• [Exercise description] Find every line in the records below that contains the word "навыков", and copy each such line.

• [Data in this exercise]
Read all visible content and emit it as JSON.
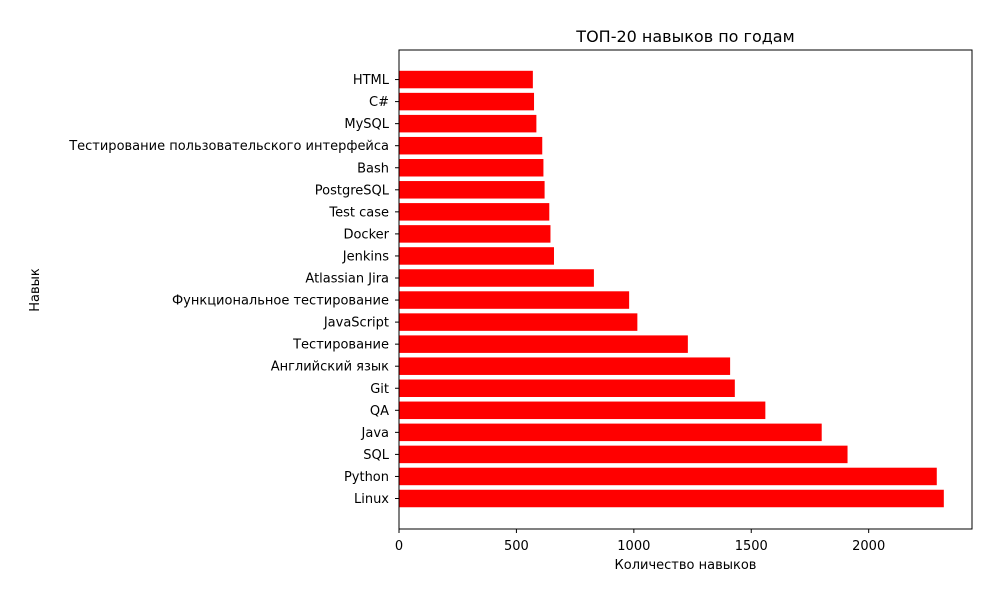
{
  "chart_data": {
    "type": "bar",
    "orientation": "horizontal",
    "title": "ТОП-20 навыков по годам",
    "xlabel": "Количество навыков",
    "ylabel": "Навык",
    "categories": [
      "Linux",
      "Python",
      "SQL",
      "Java",
      "QA",
      "Git",
      "Английский язык",
      "Тестирование",
      "JavaScript",
      "Функциональное тестирование",
      "Atlassian Jira",
      "Jenkins",
      "Docker",
      "Test case",
      "PostgreSQL",
      "Bash",
      "Тестирование пользовательского интерфейса",
      "MySQL",
      "C#",
      "HTML"
    ],
    "values": [
      2320,
      2290,
      1910,
      1800,
      1560,
      1430,
      1410,
      1230,
      1015,
      980,
      830,
      660,
      645,
      640,
      620,
      615,
      610,
      585,
      575,
      570
    ],
    "xlim": [
      0,
      2440
    ],
    "xticks": [
      0,
      500,
      1000,
      1500,
      2000
    ],
    "xtick_labels": [
      "0",
      "500",
      "1000",
      "1500",
      "2000"
    ],
    "bar_color": "#ff0000",
    "grid": false,
    "legend": false
  }
}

• [Answer below]
    "title": "ТОП-20 навыков по годам",
    "xlabel": "Количество навыков",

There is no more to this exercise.